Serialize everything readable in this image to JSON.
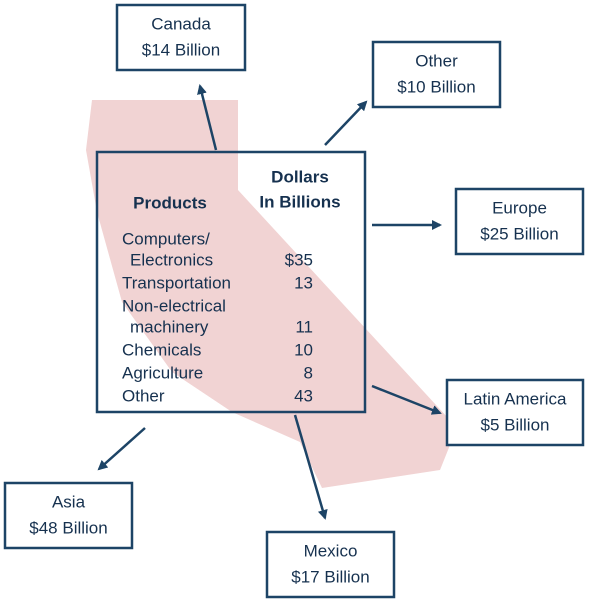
{
  "destinations": [
    {
      "name": "Canada",
      "amount": "$14 Billion"
    },
    {
      "name": "Other",
      "amount": "$10 Billion"
    },
    {
      "name": "Europe",
      "amount": "$25 Billion"
    },
    {
      "name": "Latin America",
      "amount": "$5 Billion"
    },
    {
      "name": "Asia",
      "amount": "$48 Billion"
    },
    {
      "name": "Mexico",
      "amount": "$17 Billion"
    }
  ],
  "table": {
    "headers": {
      "products": "Products",
      "dollars": [
        "Dollars",
        "In Billions"
      ]
    },
    "rows": [
      {
        "product": [
          "Computers/",
          "Electronics"
        ],
        "value": "$35"
      },
      {
        "product": [
          "Transportation"
        ],
        "value": "13"
      },
      {
        "product": [
          "Non-electrical",
          "machinery"
        ],
        "value": "11"
      },
      {
        "product": [
          "Chemicals"
        ],
        "value": "10"
      },
      {
        "product": [
          "Agriculture"
        ],
        "value": "8"
      },
      {
        "product": [
          "Other"
        ],
        "value": "43"
      }
    ]
  }
}
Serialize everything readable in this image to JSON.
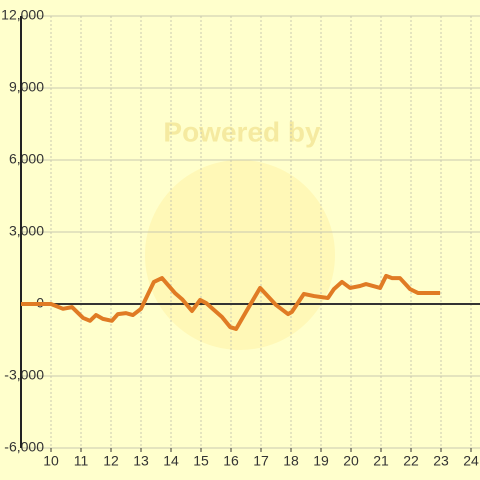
{
  "chart_data": {
    "type": "line",
    "watermark": "Powered by",
    "x": [
      9,
      10,
      10.4,
      10.7,
      11.07,
      11.3,
      11.5,
      11.73,
      12.03,
      12.23,
      12.5,
      12.73,
      13.0,
      13.43,
      13.7,
      14.13,
      14.37,
      14.7,
      14.97,
      15.17,
      15.7,
      15.97,
      16.17,
      16.5,
      16.97,
      17.5,
      17.9,
      18.03,
      18.43,
      18.77,
      19.23,
      19.43,
      19.7,
      19.97,
      20.3,
      20.5,
      20.97,
      21.17,
      21.37,
      21.63,
      21.97,
      22.23,
      22.97
    ],
    "series": [
      {
        "color": "#e07b24",
        "values": [
          0,
          0,
          -200,
          -130,
          -580,
          -700,
          -460,
          -620,
          -700,
          -420,
          -380,
          -460,
          -200,
          920,
          1080,
          460,
          200,
          -290,
          170,
          40,
          -540,
          -960,
          -1040,
          -330,
          670,
          -40,
          -420,
          -330,
          420,
          330,
          250,
          620,
          920,
          670,
          750,
          830,
          670,
          1170,
          1080,
          1080,
          620,
          460,
          460
        ]
      }
    ],
    "xlim": [
      9,
      24.3
    ],
    "xticks": [
      10,
      11,
      12,
      13,
      14,
      15,
      16,
      17,
      18,
      19,
      20,
      21,
      22,
      23,
      24
    ],
    "ylim": [
      -6000,
      12000
    ],
    "yticks": [
      {
        "value": -6000,
        "label": "-6,000"
      },
      {
        "value": -3000,
        "label": "-3,000"
      },
      0,
      {
        "value": 3000,
        "label": "3,000"
      },
      {
        "value": 6000,
        "label": "6,000"
      },
      {
        "value": 9000,
        "label": "9,000"
      },
      {
        "value": 12000,
        "label": "12,000"
      }
    ],
    "grid": true
  }
}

• • •

**The problem**
Give the number of lines that carry the word "amount", with nothing added.

**Complete response**
6